| WORK TASK 1 |
In the blog post about the book Genes Don't Lie, which publisher released the book, and on what date?
| WORK TASK 2 |
Continue the Genes Don't Lie extract from its last sentence, keeping the voice of its introduction.

| SELECTED EXTRACT |
────────────────────────────────────────
Tuesday, 14 October 2025

Genes Don't Lie by Zetta Thomelin BLOG TOUR #GenesDontLie @ZettaThomelin @RandomTTours #BookExtract

 


Genes Don't Lie examines the impact of secrets exposed after a DNA test reveals much more than expected. It begins as a narrative drawing the reader into the story, charting a journey of discovery, then moves into a plan for treatment and support, assisting the reader to make peace with their own story. We learn through stories and sometimes we need to recreate our own. 


With the cheap availability of DNA testing, people are stumbling into knowledge unprepared in unprecedented numbers and there is little help available. Who you think you are is a fragile edifice which can be so easily shattered, yet this sense of identity is vital to our resilience and well-being. This book addresses topics like identity, anger, belonging, grief, shame and family secrets which can affect us all.





Genes Don't Lie by Zetta Thomelin was published on 10 July 2025 by Grosvenor House Publishing. As part of this #RandomThingsTours Blog Tour, I am delighted to share an extract from the book with you today. 



Extract from Genes Don't Lie by Zetta Thomelin

INTRODUCTION

Genes don’t lie, but people do!
With the cheap and easy access to DNA testing now available, more and more people are

discovering they are not who they thought they were or that the make-up of their family has changed. It may have happened to you, and you want to know how to process it. It may have happened to a friend or family member, and you want to help them. I want to create a resource to help others facing such challenges to the sense of self that this brings.
────────────────────────────────────────
| INFORMATION PROVIDED |
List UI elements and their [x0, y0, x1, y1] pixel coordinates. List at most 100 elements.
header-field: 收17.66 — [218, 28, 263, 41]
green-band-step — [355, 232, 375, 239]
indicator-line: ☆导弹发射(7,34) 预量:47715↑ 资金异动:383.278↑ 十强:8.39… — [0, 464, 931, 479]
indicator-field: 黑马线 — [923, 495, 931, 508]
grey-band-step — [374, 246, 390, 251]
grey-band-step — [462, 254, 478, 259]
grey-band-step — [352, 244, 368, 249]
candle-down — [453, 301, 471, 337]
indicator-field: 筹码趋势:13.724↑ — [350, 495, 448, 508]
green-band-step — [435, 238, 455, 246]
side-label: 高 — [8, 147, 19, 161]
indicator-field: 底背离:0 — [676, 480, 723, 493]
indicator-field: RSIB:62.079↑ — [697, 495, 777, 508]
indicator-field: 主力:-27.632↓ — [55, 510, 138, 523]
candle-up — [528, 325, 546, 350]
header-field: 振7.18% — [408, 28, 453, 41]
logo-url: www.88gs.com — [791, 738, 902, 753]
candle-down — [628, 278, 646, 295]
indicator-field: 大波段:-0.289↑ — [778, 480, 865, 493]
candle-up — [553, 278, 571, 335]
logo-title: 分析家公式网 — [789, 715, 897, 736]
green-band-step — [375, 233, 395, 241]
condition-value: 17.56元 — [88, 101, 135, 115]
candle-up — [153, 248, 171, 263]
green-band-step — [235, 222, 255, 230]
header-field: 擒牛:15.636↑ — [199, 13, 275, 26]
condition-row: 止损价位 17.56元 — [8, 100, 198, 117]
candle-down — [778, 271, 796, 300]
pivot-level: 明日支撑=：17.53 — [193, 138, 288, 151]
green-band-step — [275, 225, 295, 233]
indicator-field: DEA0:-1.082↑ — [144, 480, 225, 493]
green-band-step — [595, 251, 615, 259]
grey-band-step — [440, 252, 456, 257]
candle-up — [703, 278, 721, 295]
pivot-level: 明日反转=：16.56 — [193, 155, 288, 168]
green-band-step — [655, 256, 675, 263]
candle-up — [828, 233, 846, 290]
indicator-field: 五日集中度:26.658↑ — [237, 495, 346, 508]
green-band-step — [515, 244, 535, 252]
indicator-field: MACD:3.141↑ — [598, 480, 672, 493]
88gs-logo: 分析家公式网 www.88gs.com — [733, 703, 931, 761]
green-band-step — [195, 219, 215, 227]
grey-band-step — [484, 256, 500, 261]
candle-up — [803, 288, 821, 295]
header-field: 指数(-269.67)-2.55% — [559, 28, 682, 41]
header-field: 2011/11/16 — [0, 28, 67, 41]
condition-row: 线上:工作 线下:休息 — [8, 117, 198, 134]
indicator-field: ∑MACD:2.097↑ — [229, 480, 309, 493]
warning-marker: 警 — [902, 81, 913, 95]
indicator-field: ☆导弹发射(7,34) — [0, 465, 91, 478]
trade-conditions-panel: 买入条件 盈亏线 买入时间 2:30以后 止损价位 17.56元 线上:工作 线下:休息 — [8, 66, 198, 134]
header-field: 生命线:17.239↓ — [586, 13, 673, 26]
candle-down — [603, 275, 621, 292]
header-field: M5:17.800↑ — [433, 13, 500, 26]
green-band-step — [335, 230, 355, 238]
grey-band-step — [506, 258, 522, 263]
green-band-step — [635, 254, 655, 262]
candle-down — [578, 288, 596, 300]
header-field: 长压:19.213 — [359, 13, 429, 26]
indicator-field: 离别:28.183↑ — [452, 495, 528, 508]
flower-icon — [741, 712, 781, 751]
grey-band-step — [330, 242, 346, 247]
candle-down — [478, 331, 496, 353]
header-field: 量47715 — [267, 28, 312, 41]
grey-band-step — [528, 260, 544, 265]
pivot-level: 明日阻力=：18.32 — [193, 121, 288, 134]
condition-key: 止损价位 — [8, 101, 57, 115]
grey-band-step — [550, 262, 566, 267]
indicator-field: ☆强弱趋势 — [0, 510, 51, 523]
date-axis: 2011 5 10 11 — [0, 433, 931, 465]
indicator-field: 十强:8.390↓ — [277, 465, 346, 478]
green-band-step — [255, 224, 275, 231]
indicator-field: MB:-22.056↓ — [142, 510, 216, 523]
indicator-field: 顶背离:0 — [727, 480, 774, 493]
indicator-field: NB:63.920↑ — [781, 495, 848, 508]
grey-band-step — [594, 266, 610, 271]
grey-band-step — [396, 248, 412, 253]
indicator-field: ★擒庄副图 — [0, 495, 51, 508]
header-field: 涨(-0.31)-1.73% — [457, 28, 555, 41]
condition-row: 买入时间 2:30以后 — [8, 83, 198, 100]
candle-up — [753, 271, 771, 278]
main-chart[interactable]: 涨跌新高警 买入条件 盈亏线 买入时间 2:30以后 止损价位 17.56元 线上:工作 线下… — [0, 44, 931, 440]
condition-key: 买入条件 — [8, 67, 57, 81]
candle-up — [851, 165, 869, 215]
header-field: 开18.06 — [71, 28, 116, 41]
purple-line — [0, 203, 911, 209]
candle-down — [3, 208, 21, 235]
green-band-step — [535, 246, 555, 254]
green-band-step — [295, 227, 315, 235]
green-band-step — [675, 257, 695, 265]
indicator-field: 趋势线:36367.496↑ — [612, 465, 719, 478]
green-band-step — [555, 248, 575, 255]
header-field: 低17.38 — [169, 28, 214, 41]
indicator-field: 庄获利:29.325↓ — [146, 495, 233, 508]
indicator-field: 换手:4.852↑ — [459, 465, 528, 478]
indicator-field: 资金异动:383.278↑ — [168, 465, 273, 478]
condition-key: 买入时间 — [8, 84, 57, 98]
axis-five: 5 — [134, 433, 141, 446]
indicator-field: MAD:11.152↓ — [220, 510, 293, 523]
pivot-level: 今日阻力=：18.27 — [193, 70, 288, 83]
────────────────────────────────────────
| RESPONSE BOX 1 |
Grosvenor House Publishing released it on 10 July 2025.

| RESPONSE BOX 2 |
It is not a new experience. In the past, finding out you were adopted would have brought the same challenges. It is now happening, though, on a larger scale. The genie is out of the bottle, and many do not know what to do next.

I had just finished writing my book, The Trauma Effect, about inherited trauma, where I shone a light upon a trauma in my family and examined how this impacted me when a new family story surfaced. I had made my peace with my family past at last, and then I found that my family story was an illusion.

An email popped into my inbox which changed everything. Yet another new family secret, about which I had no inkling, was now bobbing up into the light and I had to deal with it.

Every other book I pick up or TV drama I watch has the twist in the tail of someone discovering through DNA that they were not who they thought they were. With the increasing number of people interested in their ancestry, this can only continue to grow.

I was not the one most affected by my DNA test results; I was still my father’s child, but I discovered I had a half-sister, and it was so hard to know how to support her whilst trying to deal with my own changing landscape.

My story is far from unique. It is a story told up and down the land, but little is written to help with processing the story, the complete reframing of all you believed about your family and who you are. It was hardest, of course, for my sister, who said to me only the other day, ‘Nobody is talking about how it feels to be me, to find out I am someone other than who I thought I was’.

As I find it so therapeutic to write, I decided to write our story, our feelings, our journey, in the hope that if you share this story, you might feel less alone, and it may help your healing. If no such drama has touched your family, then maybe hearing of ours may help you to value your own story.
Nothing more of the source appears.